## Goal of the exercise:
Please find all lines in the data that hold the string "title" and copy them.

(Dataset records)
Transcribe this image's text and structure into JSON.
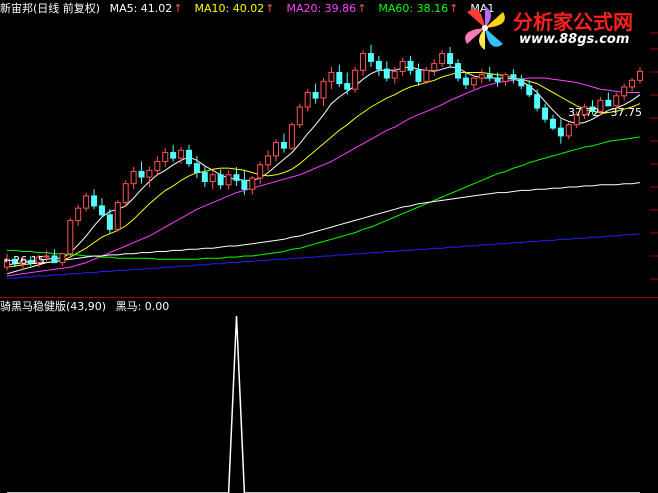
{
  "main_header": {
    "stock_name": "新宙邦(日线 前复权)",
    "indicators": [
      {
        "label": "MA5: 41.02",
        "color": "#ffffff"
      },
      {
        "label": "MA10: 40.02",
        "color": "#ffff00"
      },
      {
        "label": "MA20: 39.86",
        "color": "#ff40ff"
      },
      {
        "label": "MA60: 38.16",
        "color": "#00ff00"
      },
      {
        "label": "MA1",
        "color": "#ffffff"
      }
    ]
  },
  "sub_header": {
    "title": "骑黑马稳健版(43,90)",
    "value_label": "黑马: 0.00"
  },
  "annotations": {
    "low": "←26.15",
    "high": "37.72 - 37.75"
  },
  "watermark": {
    "title": "分析家公式网",
    "url": "www.88gs.com"
  },
  "colors": {
    "background": "#000000",
    "up_candle": "#ff5555",
    "down_candle": "#54ffff",
    "ma5": "#ffffff",
    "ma10": "#ffff00",
    "ma20": "#ff40ff",
    "ma60": "#00ff00",
    "ma120": "#ffffff",
    "ma250": "#2020ff",
    "divider": "#a00000",
    "grid": "#a00000"
  },
  "chart_data": [
    {
      "type": "candlestick",
      "title": "新宙邦(日线 前复权)",
      "price_range": [
        24,
        49
      ],
      "marked_low": 26.15,
      "marked_high_range": [
        37.72,
        37.75
      ],
      "candles": [
        [
          26.6,
          27.8,
          26.3,
          27.3
        ],
        [
          27.3,
          27.6,
          26.6,
          26.9
        ],
        [
          26.9,
          27.4,
          26.3,
          27.2
        ],
        [
          27.2,
          27.6,
          26.7,
          27.0
        ],
        [
          27.0,
          27.7,
          26.6,
          27.5
        ],
        [
          27.5,
          28.1,
          27.0,
          27.6
        ],
        [
          27.6,
          28.2,
          27.1,
          27.0
        ],
        [
          27.0,
          27.9,
          26.7,
          27.8
        ],
        [
          27.8,
          31.0,
          27.5,
          30.8
        ],
        [
          30.8,
          32.2,
          30.3,
          31.9
        ],
        [
          31.9,
          33.3,
          31.6,
          33.0
        ],
        [
          33.0,
          33.6,
          31.8,
          32.1
        ],
        [
          32.1,
          32.8,
          31.1,
          31.3
        ],
        [
          31.3,
          31.8,
          29.6,
          30.0
        ],
        [
          30.0,
          32.6,
          29.8,
          32.4
        ],
        [
          32.4,
          34.4,
          32.1,
          34.1
        ],
        [
          34.1,
          35.6,
          33.6,
          35.2
        ],
        [
          35.2,
          36.1,
          34.1,
          34.7
        ],
        [
          34.7,
          35.6,
          33.8,
          35.3
        ],
        [
          35.3,
          36.6,
          34.9,
          36.1
        ],
        [
          36.1,
          37.3,
          35.6,
          36.9
        ],
        [
          36.9,
          37.6,
          36.1,
          36.4
        ],
        [
          36.4,
          37.4,
          35.9,
          37.1
        ],
        [
          37.1,
          37.6,
          35.6,
          35.9
        ],
        [
          35.9,
          36.6,
          34.6,
          35.1
        ],
        [
          35.1,
          35.6,
          33.8,
          34.3
        ],
        [
          34.3,
          35.1,
          33.6,
          34.9
        ],
        [
          34.9,
          35.4,
          33.6,
          34.0
        ],
        [
          34.0,
          35.3,
          33.6,
          34.9
        ],
        [
          34.9,
          35.6,
          33.9,
          34.4
        ],
        [
          34.4,
          35.3,
          33.1,
          33.6
        ],
        [
          33.6,
          34.8,
          33.1,
          34.6
        ],
        [
          34.6,
          36.1,
          34.1,
          35.8
        ],
        [
          35.8,
          37.1,
          35.3,
          36.6
        ],
        [
          36.6,
          38.1,
          36.1,
          37.8
        ],
        [
          37.8,
          38.6,
          36.9,
          37.3
        ],
        [
          37.3,
          39.6,
          37.1,
          39.4
        ],
        [
          39.4,
          41.3,
          39.1,
          41.0
        ],
        [
          41.0,
          42.6,
          40.6,
          42.3
        ],
        [
          42.3,
          43.1,
          41.3,
          41.8
        ],
        [
          41.8,
          43.6,
          41.1,
          43.3
        ],
        [
          43.3,
          44.6,
          42.6,
          44.1
        ],
        [
          44.1,
          44.8,
          42.8,
          43.1
        ],
        [
          43.1,
          44.1,
          42.1,
          42.6
        ],
        [
          42.6,
          44.6,
          42.3,
          44.3
        ],
        [
          44.3,
          46.1,
          43.8,
          45.8
        ],
        [
          45.8,
          46.6,
          44.6,
          45.1
        ],
        [
          45.1,
          45.6,
          43.8,
          44.4
        ],
        [
          44.4,
          45.1,
          43.3,
          43.6
        ],
        [
          43.6,
          44.6,
          43.1,
          44.2
        ],
        [
          44.2,
          45.4,
          43.8,
          45.1
        ],
        [
          45.1,
          45.6,
          43.9,
          44.3
        ],
        [
          44.3,
          44.9,
          42.9,
          43.3
        ],
        [
          43.3,
          44.6,
          43.1,
          44.3
        ],
        [
          44.3,
          45.3,
          43.8,
          44.9
        ],
        [
          44.9,
          46.1,
          44.6,
          45.8
        ],
        [
          45.8,
          46.4,
          44.6,
          44.9
        ],
        [
          44.9,
          45.3,
          43.3,
          43.6
        ],
        [
          43.6,
          44.1,
          42.6,
          43.0
        ],
        [
          43.0,
          43.8,
          42.6,
          43.6
        ],
        [
          43.6,
          44.4,
          43.1,
          43.9
        ],
        [
          43.9,
          44.6,
          43.3,
          43.6
        ],
        [
          43.6,
          44.1,
          42.8,
          43.3
        ],
        [
          43.3,
          44.1,
          42.9,
          43.9
        ],
        [
          43.9,
          44.4,
          43.1,
          43.5
        ],
        [
          43.5,
          43.9,
          42.6,
          42.9
        ],
        [
          42.9,
          43.4,
          41.9,
          42.1
        ],
        [
          42.1,
          42.6,
          40.6,
          40.9
        ],
        [
          40.9,
          41.3,
          39.6,
          39.9
        ],
        [
          39.9,
          40.3,
          38.9,
          39.1
        ],
        [
          39.1,
          39.9,
          37.7,
          38.4
        ],
        [
          38.4,
          39.6,
          38.1,
          39.4
        ],
        [
          39.4,
          40.6,
          39.1,
          40.3
        ],
        [
          40.3,
          41.3,
          39.9,
          41.0
        ],
        [
          41.0,
          41.6,
          40.3,
          40.6
        ],
        [
          40.6,
          41.9,
          40.3,
          41.6
        ],
        [
          41.6,
          42.3,
          41.1,
          41.1
        ],
        [
          41.1,
          42.3,
          40.9,
          42.0
        ],
        [
          42.0,
          43.1,
          41.6,
          42.8
        ],
        [
          42.8,
          43.6,
          42.4,
          43.4
        ],
        [
          43.4,
          44.6,
          43.1,
          44.2
        ]
      ],
      "series": [
        {
          "name": "MA5",
          "values": [
            26.8,
            26.9,
            27.0,
            27.1,
            27.2,
            27.3,
            27.4,
            27.4,
            27.9,
            28.6,
            29.4,
            30.3,
            31.1,
            31.6,
            31.8,
            32.1,
            32.8,
            33.6,
            34.3,
            34.9,
            35.3,
            35.8,
            36.2,
            36.5,
            36.2,
            35.7,
            35.3,
            34.9,
            34.6,
            34.5,
            34.4,
            34.4,
            34.6,
            35.1,
            35.7,
            36.3,
            36.9,
            37.7,
            38.6,
            39.4,
            40.3,
            41.3,
            41.9,
            42.4,
            42.9,
            43.5,
            44.0,
            44.3,
            44.3,
            44.3,
            44.5,
            44.6,
            44.4,
            44.3,
            44.2,
            44.4,
            44.6,
            44.5,
            44.1,
            43.8,
            43.6,
            43.6,
            43.6,
            43.6,
            43.5,
            43.3,
            42.9,
            42.3,
            41.5,
            40.7,
            40.0,
            39.7,
            39.5,
            39.6,
            39.9,
            40.3,
            40.7,
            40.9,
            41.2,
            41.6,
            42.1
          ]
        },
        {
          "name": "MA10",
          "values": [
            26.6,
            26.7,
            26.8,
            26.9,
            27.0,
            27.0,
            27.1,
            27.2,
            27.5,
            27.9,
            28.3,
            28.8,
            29.3,
            29.6,
            29.9,
            30.3,
            30.9,
            31.6,
            32.3,
            32.9,
            33.5,
            33.9,
            34.4,
            34.8,
            35.1,
            35.2,
            35.4,
            35.5,
            35.5,
            35.4,
            35.3,
            35.1,
            34.9,
            34.8,
            34.9,
            35.1,
            35.4,
            35.9,
            36.5,
            37.1,
            37.7,
            38.3,
            38.9,
            39.4,
            40.0,
            40.5,
            41.0,
            41.4,
            41.8,
            42.1,
            42.5,
            42.8,
            43.0,
            43.2,
            43.4,
            43.7,
            43.9,
            44.1,
            44.1,
            44.1,
            44.1,
            44.0,
            43.9,
            43.8,
            43.6,
            43.5,
            43.3,
            43.1,
            42.7,
            42.3,
            41.9,
            41.5,
            41.1,
            40.8,
            40.6,
            40.5,
            40.5,
            40.6,
            40.8,
            41.0,
            41.3
          ]
        },
        {
          "name": "MA20",
          "values": [
            25.8,
            25.9,
            26.0,
            26.1,
            26.2,
            26.3,
            26.4,
            26.5,
            26.6,
            26.8,
            27.0,
            27.3,
            27.6,
            27.9,
            28.2,
            28.5,
            28.8,
            29.1,
            29.4,
            29.8,
            30.2,
            30.6,
            31.0,
            31.4,
            31.8,
            32.1,
            32.4,
            32.7,
            33.0,
            33.3,
            33.5,
            33.7,
            33.9,
            34.1,
            34.3,
            34.5,
            34.7,
            34.9,
            35.2,
            35.5,
            35.8,
            36.1,
            36.5,
            36.9,
            37.3,
            37.7,
            38.1,
            38.5,
            38.9,
            39.2,
            39.6,
            40.0,
            40.3,
            40.6,
            40.9,
            41.2,
            41.6,
            41.9,
            42.2,
            42.5,
            42.8,
            43.0,
            43.2,
            43.3,
            43.4,
            43.5,
            43.6,
            43.6,
            43.6,
            43.5,
            43.4,
            43.3,
            43.2,
            43.0,
            42.8,
            42.6,
            42.5,
            42.4,
            42.3,
            42.3,
            42.3
          ]
        },
        {
          "name": "MA60",
          "values": [
            28.1,
            28.1,
            28.0,
            28.0,
            27.9,
            27.9,
            27.8,
            27.8,
            27.7,
            27.7,
            27.6,
            27.6,
            27.5,
            27.5,
            27.4,
            27.4,
            27.4,
            27.4,
            27.4,
            27.3,
            27.3,
            27.3,
            27.3,
            27.3,
            27.3,
            27.4,
            27.4,
            27.4,
            27.5,
            27.5,
            27.6,
            27.6,
            27.7,
            27.8,
            27.9,
            28.0,
            28.2,
            28.3,
            28.5,
            28.7,
            28.9,
            29.1,
            29.3,
            29.5,
            29.7,
            30.0,
            30.2,
            30.5,
            30.8,
            31.1,
            31.4,
            31.7,
            32.0,
            32.3,
            32.6,
            32.9,
            33.2,
            33.5,
            33.8,
            34.1,
            34.4,
            34.7,
            35.0,
            35.2,
            35.5,
            35.7,
            36.0,
            36.2,
            36.4,
            36.6,
            36.8,
            37.0,
            37.2,
            37.4,
            37.5,
            37.7,
            37.9,
            38.0,
            38.1,
            38.2,
            38.3
          ]
        },
        {
          "name": "MA120",
          "values": [
            26.0,
            26.2,
            26.4,
            26.6,
            26.8,
            27.0,
            27.1,
            27.2,
            27.3,
            27.4,
            27.5,
            27.6,
            27.6,
            27.7,
            27.7,
            27.8,
            27.8,
            27.9,
            27.9,
            28.0,
            28.0,
            28.1,
            28.1,
            28.2,
            28.2,
            28.3,
            28.3,
            28.4,
            28.5,
            28.5,
            28.6,
            28.7,
            28.8,
            28.9,
            29.0,
            29.1,
            29.3,
            29.4,
            29.6,
            29.8,
            30.0,
            30.2,
            30.4,
            30.6,
            30.8,
            31.0,
            31.2,
            31.4,
            31.6,
            31.8,
            32.0,
            32.1,
            32.3,
            32.4,
            32.5,
            32.6,
            32.7,
            32.8,
            32.9,
            33.0,
            33.1,
            33.2,
            33.3,
            33.3,
            33.4,
            33.5,
            33.5,
            33.6,
            33.6,
            33.7,
            33.7,
            33.8,
            33.8,
            33.9,
            33.9,
            34.0,
            34.0,
            34.0,
            34.1,
            34.1,
            34.2
          ]
        },
        {
          "name": "MA250",
          "values": [
            25.6,
            25.6,
            25.7,
            25.7,
            25.8,
            25.8,
            25.9,
            25.9,
            26.0,
            26.0,
            26.1,
            26.1,
            26.2,
            26.2,
            26.3,
            26.3,
            26.4,
            26.4,
            26.5,
            26.5,
            26.6,
            26.6,
            26.7,
            26.7,
            26.8,
            26.8,
            26.9,
            26.9,
            27.0,
            27.0,
            27.1,
            27.1,
            27.2,
            27.2,
            27.3,
            27.3,
            27.4,
            27.4,
            27.5,
            27.5,
            27.6,
            27.6,
            27.7,
            27.7,
            27.8,
            27.8,
            27.9,
            27.9,
            28.0,
            28.0,
            28.1,
            28.1,
            28.2,
            28.2,
            28.3,
            28.3,
            28.4,
            28.4,
            28.5,
            28.5,
            28.6,
            28.6,
            28.7,
            28.7,
            28.8,
            28.8,
            28.9,
            28.9,
            29.0,
            29.0,
            29.1,
            29.1,
            29.2,
            29.2,
            29.3,
            29.3,
            29.4,
            29.4,
            29.5,
            29.5,
            29.6
          ]
        }
      ]
    },
    {
      "type": "line",
      "title": "骑黑马稳健版(43,90)",
      "series": [
        {
          "name": "黑马",
          "values": [
            0,
            0,
            0,
            0,
            0,
            0,
            0,
            0,
            0,
            0,
            0,
            0,
            0,
            0,
            0,
            0,
            0,
            0,
            0,
            0,
            0,
            0,
            0,
            0,
            0,
            0,
            0,
            0,
            0,
            0,
            0,
            0,
            0,
            0,
            0,
            0,
            0,
            0,
            0,
            0,
            0,
            0,
            0,
            0,
            0,
            0,
            0,
            0,
            0,
            0,
            0,
            0,
            0,
            0,
            0,
            0,
            0,
            0,
            0,
            0,
            0,
            0,
            0,
            0,
            0,
            0,
            0,
            0,
            0,
            0,
            0,
            0,
            0,
            0,
            0,
            0,
            0,
            0,
            0,
            0,
            0
          ]
        }
      ],
      "spike": {
        "index": 29,
        "value": 100
      },
      "ylim": [
        0,
        100
      ]
    }
  ]
}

## Reply:
    "title": "骑黑马稳健版(43,90)",
    "title": "分析家公式网",
      "title": "新宙邦(日线 前复权)",
      "title": "骑黑马稳健版(43,90)",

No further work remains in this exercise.